» **DESCRIPTION OF THE TASK**:
Read the data and repeat all of it exactly.

begin EXERCISE MATERIALS

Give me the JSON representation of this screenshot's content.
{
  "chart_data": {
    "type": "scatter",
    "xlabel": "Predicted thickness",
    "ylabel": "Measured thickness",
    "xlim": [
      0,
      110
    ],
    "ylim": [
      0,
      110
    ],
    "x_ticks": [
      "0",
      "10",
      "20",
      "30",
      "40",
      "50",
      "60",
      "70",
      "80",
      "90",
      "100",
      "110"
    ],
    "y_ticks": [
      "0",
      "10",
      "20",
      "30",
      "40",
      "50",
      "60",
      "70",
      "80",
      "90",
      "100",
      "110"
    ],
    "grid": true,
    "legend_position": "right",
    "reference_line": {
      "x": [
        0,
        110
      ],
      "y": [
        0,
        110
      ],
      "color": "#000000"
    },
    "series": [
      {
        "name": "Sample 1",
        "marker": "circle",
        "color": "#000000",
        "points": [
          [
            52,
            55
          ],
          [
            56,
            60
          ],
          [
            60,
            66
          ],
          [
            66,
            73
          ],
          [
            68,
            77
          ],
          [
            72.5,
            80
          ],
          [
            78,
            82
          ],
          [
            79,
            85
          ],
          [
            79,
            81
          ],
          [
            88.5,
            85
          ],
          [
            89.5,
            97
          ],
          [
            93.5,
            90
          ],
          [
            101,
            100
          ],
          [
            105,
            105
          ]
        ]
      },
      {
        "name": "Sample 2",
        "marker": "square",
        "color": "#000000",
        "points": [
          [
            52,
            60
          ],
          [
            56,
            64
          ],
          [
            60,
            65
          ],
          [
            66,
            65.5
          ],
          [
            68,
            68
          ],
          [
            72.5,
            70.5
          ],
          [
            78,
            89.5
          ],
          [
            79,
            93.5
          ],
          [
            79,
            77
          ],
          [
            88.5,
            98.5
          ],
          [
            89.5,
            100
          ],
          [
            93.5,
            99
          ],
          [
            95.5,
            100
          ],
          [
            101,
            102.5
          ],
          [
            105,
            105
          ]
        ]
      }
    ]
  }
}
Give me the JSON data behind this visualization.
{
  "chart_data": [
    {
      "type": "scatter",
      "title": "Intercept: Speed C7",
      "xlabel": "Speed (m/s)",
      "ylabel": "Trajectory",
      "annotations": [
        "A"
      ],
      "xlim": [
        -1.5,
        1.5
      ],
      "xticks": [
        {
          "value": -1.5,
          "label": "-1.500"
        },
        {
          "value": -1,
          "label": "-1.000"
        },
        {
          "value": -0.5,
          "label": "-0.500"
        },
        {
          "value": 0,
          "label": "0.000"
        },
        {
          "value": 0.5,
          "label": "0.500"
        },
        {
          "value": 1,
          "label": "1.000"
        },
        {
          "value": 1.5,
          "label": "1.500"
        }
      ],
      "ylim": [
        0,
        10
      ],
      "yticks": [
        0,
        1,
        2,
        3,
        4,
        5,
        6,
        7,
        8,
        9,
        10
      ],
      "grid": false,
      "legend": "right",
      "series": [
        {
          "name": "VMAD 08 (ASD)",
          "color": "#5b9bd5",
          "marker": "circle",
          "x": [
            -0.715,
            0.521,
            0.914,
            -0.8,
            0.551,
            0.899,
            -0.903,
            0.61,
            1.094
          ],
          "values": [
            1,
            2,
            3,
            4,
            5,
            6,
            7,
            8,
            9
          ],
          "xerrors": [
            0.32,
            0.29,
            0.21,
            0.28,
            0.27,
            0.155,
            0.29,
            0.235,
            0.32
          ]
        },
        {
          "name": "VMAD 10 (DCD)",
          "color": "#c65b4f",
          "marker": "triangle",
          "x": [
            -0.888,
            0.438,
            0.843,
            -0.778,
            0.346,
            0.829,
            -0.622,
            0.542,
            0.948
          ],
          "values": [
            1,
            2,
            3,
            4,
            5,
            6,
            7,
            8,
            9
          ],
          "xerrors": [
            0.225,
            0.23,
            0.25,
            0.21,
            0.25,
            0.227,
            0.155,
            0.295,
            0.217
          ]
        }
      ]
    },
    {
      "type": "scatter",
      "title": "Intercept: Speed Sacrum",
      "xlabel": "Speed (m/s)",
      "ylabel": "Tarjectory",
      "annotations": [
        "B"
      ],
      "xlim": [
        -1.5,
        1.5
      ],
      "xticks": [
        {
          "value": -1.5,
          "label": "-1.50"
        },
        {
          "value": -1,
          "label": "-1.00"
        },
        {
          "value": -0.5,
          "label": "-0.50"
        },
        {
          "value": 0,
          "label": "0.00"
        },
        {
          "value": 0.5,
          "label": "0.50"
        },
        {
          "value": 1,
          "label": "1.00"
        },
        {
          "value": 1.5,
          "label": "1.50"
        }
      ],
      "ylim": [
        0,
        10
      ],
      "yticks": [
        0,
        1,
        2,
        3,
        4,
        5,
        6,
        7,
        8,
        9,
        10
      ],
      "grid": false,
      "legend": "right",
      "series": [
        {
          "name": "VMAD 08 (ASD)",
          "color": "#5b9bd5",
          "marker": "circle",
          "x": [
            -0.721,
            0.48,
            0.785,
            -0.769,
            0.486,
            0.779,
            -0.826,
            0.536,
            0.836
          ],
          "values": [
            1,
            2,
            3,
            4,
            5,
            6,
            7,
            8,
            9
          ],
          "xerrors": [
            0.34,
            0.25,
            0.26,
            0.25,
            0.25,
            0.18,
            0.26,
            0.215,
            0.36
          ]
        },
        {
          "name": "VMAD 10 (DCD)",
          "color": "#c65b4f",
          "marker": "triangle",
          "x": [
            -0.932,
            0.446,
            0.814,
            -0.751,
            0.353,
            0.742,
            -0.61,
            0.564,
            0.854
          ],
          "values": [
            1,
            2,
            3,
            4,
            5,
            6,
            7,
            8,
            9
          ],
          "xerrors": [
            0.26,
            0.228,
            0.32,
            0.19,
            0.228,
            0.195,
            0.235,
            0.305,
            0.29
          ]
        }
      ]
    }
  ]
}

end EXERCISE MATERIALS

» **THE RESULT**:
Give me the JSON representation of this screenshot's content.
{
  "chart_data": {
    "type": "scatter",
    "xlabel": "Predicted thickness",
    "ylabel": "Measured thickness",
    "xlim": [
      0,
      110
    ],
    "ylim": [
      0,
      110
    ],
    "x_ticks": [
      "0",
      "10",
      "20",
      "30",
      "40",
      "50",
      "60",
      "70",
      "80",
      "90",
      "100",
      "110"
    ],
    "y_ticks": [
      "0",
      "10",
      "20",
      "30",
      "40",
      "50",
      "60",
      "70",
      "80",
      "90",
      "100",
      "110"
    ],
    "grid": true,
    "legend_position": "right",
    "reference_line": {
      "x": [
        0,
        110
      ],
      "y": [
        0,
        110
      ],
      "color": "#000000"
    },
    "series": [
      {
        "name": "Sample 1",
        "marker": "circle",
        "color": "#000000",
        "points": [
          [
            52,
            55
          ],
          [
            56,
            60
          ],
          [
            60,
            66
          ],
          [
            66,
            73
          ],
          [
            68,
            77
          ],
          [
            72.5,
            80
          ],
          [
            78,
            82
          ],
          [
            79,
            85
          ],
          [
            79,
            81
          ],
          [
            88.5,
            85
          ],
          [
            89.5,
            97
          ],
          [
            93.5,
            90
          ],
          [
            101,
            100
          ],
          [
            105,
            105
          ]
        ]
      },
      {
        "name": "Sample 2",
        "marker": "square",
        "color": "#000000",
        "points": [
          [
            52,
            60
          ],
          [
            56,
            64
          ],
          [
            60,
            65
          ],
          [
            66,
            65.5
          ],
          [
            68,
            68
          ],
          [
            72.5,
            70.5
          ],
          [
            78,
            89.5
          ],
          [
            79,
            93.5
          ],
          [
            79,
            77
          ],
          [
            88.5,
            98.5
          ],
          [
            89.5,
            100
          ],
          [
            93.5,
            99
          ],
          [
            95.5,
            100
          ],
          [
            101,
            102.5
          ],
          [
            105,
            105
          ]
        ]
      }
    ]
  }
}
Give me the JSON data behind this visualization.
{
  "chart_data": [
    {
      "type": "scatter",
      "title": "Intercept: Speed C7",
      "xlabel": "Speed (m/s)",
      "ylabel": "Trajectory",
      "annotations": [
        "A"
      ],
      "xlim": [
        -1.5,
        1.5
      ],
      "xticks": [
        {
          "value": -1.5,
          "label": "-1.500"
        },
        {
          "value": -1,
          "label": "-1.000"
        },
        {
          "value": -0.5,
          "label": "-0.500"
        },
        {
          "value": 0,
          "label": "0.000"
        },
        {
          "value": 0.5,
          "label": "0.500"
        },
        {
          "value": 1,
          "label": "1.000"
        },
        {
          "value": 1.5,
          "label": "1.500"
        }
      ],
      "ylim": [
        0,
        10
      ],
      "yticks": [
        0,
        1,
        2,
        3,
        4,
        5,
        6,
        7,
        8,
        9,
        10
      ],
      "grid": false,
      "legend": "right",
      "series": [
        {
          "name": "VMAD 08 (ASD)",
          "color": "#5b9bd5",
          "marker": "circle",
          "x": [
            -0.715,
            0.521,
            0.914,
            -0.8,
            0.551,
            0.899,
            -0.903,
            0.61,
            1.094
          ],
          "values": [
            1,
            2,
            3,
            4,
            5,
            6,
            7,
            8,
            9
          ],
          "xerrors": [
            0.32,
            0.29,
            0.21,
            0.28,
            0.27,
            0.155,
            0.29,
            0.235,
            0.32
          ]
        },
        {
          "name": "VMAD 10 (DCD)",
          "color": "#c65b4f",
          "marker": "triangle",
          "x": [
            -0.888,
            0.438,
            0.843,
            -0.778,
            0.346,
            0.829,
            -0.622,
            0.542,
            0.948
          ],
          "values": [
            1,
            2,
            3,
            4,
            5,
            6,
            7,
            8,
            9
          ],
          "xerrors": [
            0.225,
            0.23,
            0.25,
            0.21,
            0.25,
            0.227,
            0.155,
            0.295,
            0.217
          ]
        }
      ]
    },
    {
      "type": "scatter",
      "title": "Intercept: Speed Sacrum",
      "xlabel": "Speed (m/s)",
      "ylabel": "Tarjectory",
      "annotations": [
        "B"
      ],
      "xlim": [
        -1.5,
        1.5
      ],
      "xticks": [
        {
          "value": -1.5,
          "label": "-1.50"
        },
        {
          "value": -1,
          "label": "-1.00"
        },
        {
          "value": -0.5,
          "label": "-0.50"
        },
        {
          "value": 0,
          "label": "0.00"
        },
        {
          "value": 0.5,
          "label": "0.50"
        },
        {
          "value": 1,
          "label": "1.00"
        },
        {
          "value": 1.5,
          "label": "1.50"
        }
      ],
      "ylim": [
        0,
        10
      ],
      "yticks": [
        0,
        1,
        2,
        3,
        4,
        5,
        6,
        7,
        8,
        9,
        10
      ],
      "grid": false,
      "legend": "right",
      "series": [
        {
          "name": "VMAD 08 (ASD)",
          "color": "#5b9bd5",
          "marker": "circle",
          "x": [
            -0.721,
            0.48,
            0.785,
            -0.769,
            0.486,
            0.779,
            -0.826,
            0.536,
            0.836
          ],
          "values": [
            1,
            2,
            3,
            4,
            5,
            6,
            7,
            8,
            9
          ],
          "xerrors": [
            0.34,
            0.25,
            0.26,
            0.25,
            0.25,
            0.18,
            0.26,
            0.215,
            0.36
          ]
        },
        {
          "name": "VMAD 10 (DCD)",
          "color": "#c65b4f",
          "marker": "triangle",
          "x": [
            -0.932,
            0.446,
            0.814,
            -0.751,
            0.353,
            0.742,
            -0.61,
            0.564,
            0.854
          ],
          "values": [
            1,
            2,
            3,
            4,
            5,
            6,
            7,
            8,
            9
          ],
          "xerrors": [
            0.26,
            0.228,
            0.32,
            0.19,
            0.228,
            0.195,
            0.235,
            0.305,
            0.29
          ]
        }
      ]
    }
  ]
}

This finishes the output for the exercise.